**TO BE DONE**
Set down every entry again word for word, please, but skip the pictures.

**INPUT MATERIAL**
* begin *

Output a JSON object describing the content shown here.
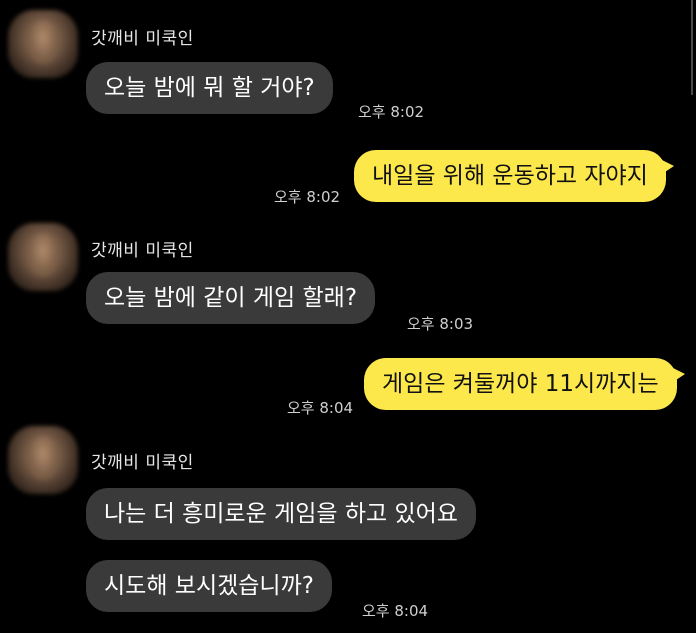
{
  "messages": [
    {
      "sender": "갓깨비 미쿡인",
      "text": "오늘 밤에 뭐 할 거야?",
      "time": "오후 8:02",
      "direction": "in"
    },
    {
      "text": "내일을 위해 운동하고 자야지",
      "time": "오후 8:02",
      "direction": "out"
    },
    {
      "sender": "갓깨비 미쿡인",
      "text": "오늘 밤에 같이 게임 할래?",
      "time": "오후 8:03",
      "direction": "in"
    },
    {
      "text": "게임은 켜둘꺼야 11시까지는",
      "time": "오후 8:04",
      "direction": "out"
    },
    {
      "sender": "갓깨비 미쿡인",
      "text": "나는 더 흥미로운 게임을 하고 있어요",
      "direction": "in"
    },
    {
      "text": "시도해 보시겠습니까?",
      "time": "오후 8:04",
      "direction": "in"
    }
  ],
  "colors": {
    "background": "#000000",
    "incoming_bubble": "#3a3a3a",
    "outgoing_bubble": "#fde84c",
    "sender_text": "#e6e6e6",
    "time_text": "#cfcfcf"
  }
}
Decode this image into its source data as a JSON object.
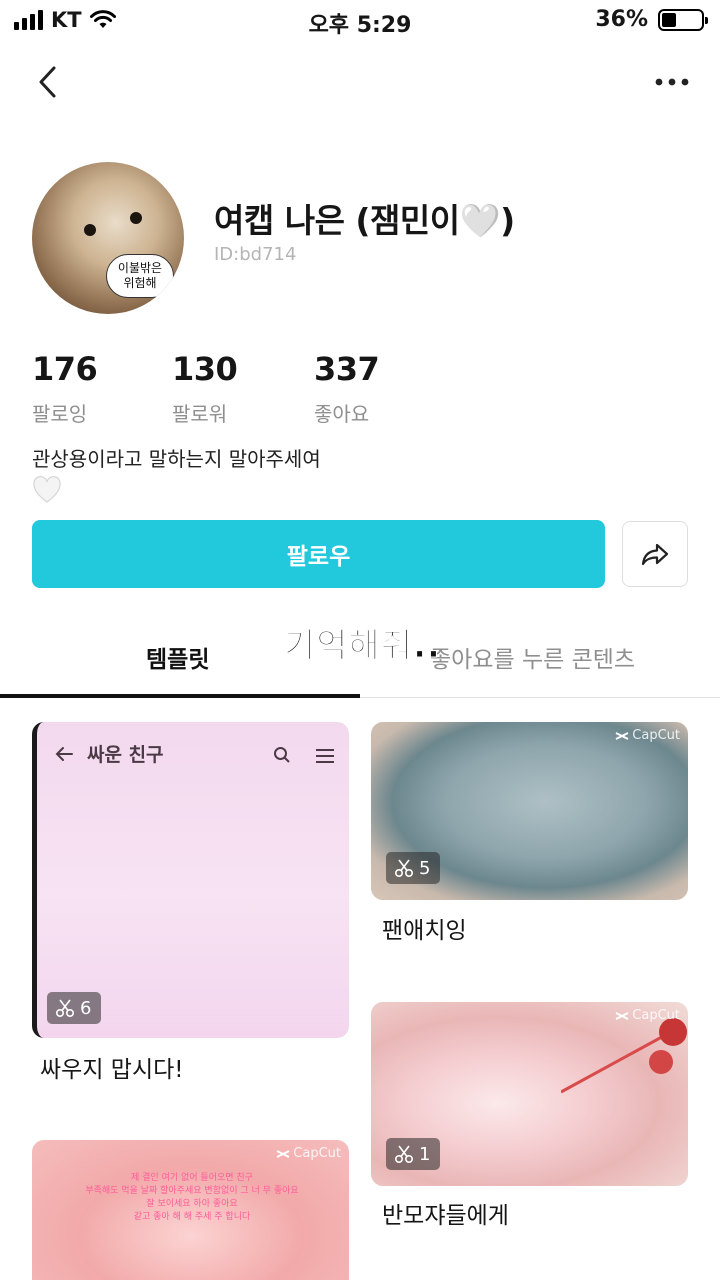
{
  "status_bar": {
    "carrier": "KT",
    "time": "오후 5:29",
    "battery_percent": "36%",
    "battery_level": 0.36
  },
  "profile": {
    "name": "여캡 나은 (잼민이🤍)",
    "id": "ID:bd714",
    "avatar_text": "이불밖은\n위험해",
    "bio": "관상용이라고 말하는지 말아주세여",
    "bio_emoji": "🤍"
  },
  "stats": [
    {
      "value": "176",
      "label": "팔로잉"
    },
    {
      "value": "130",
      "label": "팔로워"
    },
    {
      "value": "337",
      "label": "좋아요"
    }
  ],
  "actions": {
    "follow_label": "팔로우"
  },
  "overlay_text": "기억해줘..",
  "tabs": [
    {
      "label": "템플릿",
      "active": true
    },
    {
      "label": "좋아요를 누른 콘텐츠",
      "active": false
    }
  ],
  "templates": [
    {
      "title": "싸우지 맙시다!",
      "clips": "6",
      "thumb_header": "싸운 친구"
    },
    {
      "title": "팬애치잉",
      "clips": "5",
      "watermark": "CapCut"
    },
    {
      "title": "반모쟈들에게",
      "clips": "1",
      "watermark": "CapCut"
    },
    {
      "title": "",
      "watermark": "CapCut",
      "thumb_text": "제 결인 여기 없어 들어오면 친구\n부족해도 먹을 날짜 할아주세요 변함없이 그 너 무 좋아요\n잘 보이세요 하아 좋아요\n같고 좋아 해 해 주세 주 합니다"
    }
  ],
  "icons": {
    "back": "chevron-left-icon",
    "more": "more-horizontal-icon",
    "share": "share-arrow-icon",
    "clip": "scissors-icon"
  },
  "colors": {
    "accent": "#22c8dc",
    "text": "#161616",
    "muted": "#8f8f8f"
  }
}
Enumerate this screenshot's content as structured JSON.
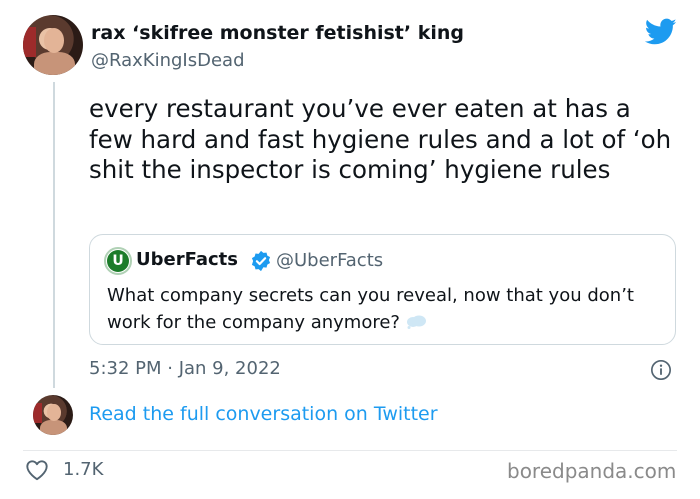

* end *

**ANSWER FOR THE TASK**
Output a JSON object describing the content shown here.
{
  "messages": [
    {
      "sender": "갓깨비 미쿡인",
      "text": "오늘 밤에 뭐 할 거야?",
      "time": "오후 8:02",
      "direction": "in"
    },
    {
      "text": "내일을 위해 운동하고 자야지",
      "time": "오후 8:02",
      "direction": "out"
    },
    {
      "sender": "갓깨비 미쿡인",
      "text": "오늘 밤에 같이 게임 할래?",
      "time": "오후 8:03",
      "direction": "in"
    },
    {
      "text": "게임은 켜둘꺼야 11시까지는",
      "time": "오후 8:04",
      "direction": "out"
    },
    {
      "sender": "갓깨비 미쿡인",
      "text": "나는 더 흥미로운 게임을 하고 있어요",
      "direction": "in"
    },
    {
      "text": "시도해 보시겠습니까?",
      "time": "오후 8:04",
      "direction": "in"
    }
  ],
  "colors": {
    "background": "#000000",
    "incoming_bubble": "#3a3a3a",
    "outgoing_bubble": "#fde84c",
    "sender_text": "#e6e6e6",
    "time_text": "#cfcfcf"
  }
}
Decode this image into its source data as a JSON object.
{
  "status_bar": {
    "carrier": "KT",
    "time": "오후 5:29",
    "battery_percent": "36%",
    "battery_level": 0.36
  },
  "profile": {
    "name": "여캡 나은 (잼민이🤍)",
    "id": "ID:bd714",
    "avatar_text": "이불밖은\n위험해",
    "bio": "관상용이라고 말하는지 말아주세여",
    "bio_emoji": "🤍"
  },
  "stats": [
    {
      "value": "176",
      "label": "팔로잉"
    },
    {
      "value": "130",
      "label": "팔로워"
    },
    {
      "value": "337",
      "label": "좋아요"
    }
  ],
  "actions": {
    "follow_label": "팔로우"
  },
  "overlay_text": "기억해줘..",
  "tabs": [
    {
      "label": "템플릿",
      "active": true
    },
    {
      "label": "좋아요를 누른 콘텐츠",
      "active": false
    }
  ],
  "templates": [
    {
      "title": "싸우지 맙시다!",
      "clips": "6",
      "thumb_header": "싸운 친구"
    },
    {
      "title": "팬애치잉",
      "clips": "5",
      "watermark": "CapCut"
    },
    {
      "title": "반모쟈들에게",
      "clips": "1",
      "watermark": "CapCut"
    },
    {
      "title": "",
      "watermark": "CapCut",
      "thumb_text": "제 결인 여기 없어 들어오면 친구\n부족해도 먹을 날짜 할아주세요 변함없이 그 너 무 좋아요\n잘 보이세요 하아 좋아요\n같고 좋아 해 해 주세 주 합니다"
    }
  ],
  "icons": {
    "back": "chevron-left-icon",
    "more": "more-horizontal-icon",
    "share": "share-arrow-icon",
    "clip": "scissors-icon"
  },
  "colors": {
    "accent": "#22c8dc",
    "text": "#161616",
    "muted": "#8f8f8f"
  }
}
Enumerate this screenshot's content as structured JSON.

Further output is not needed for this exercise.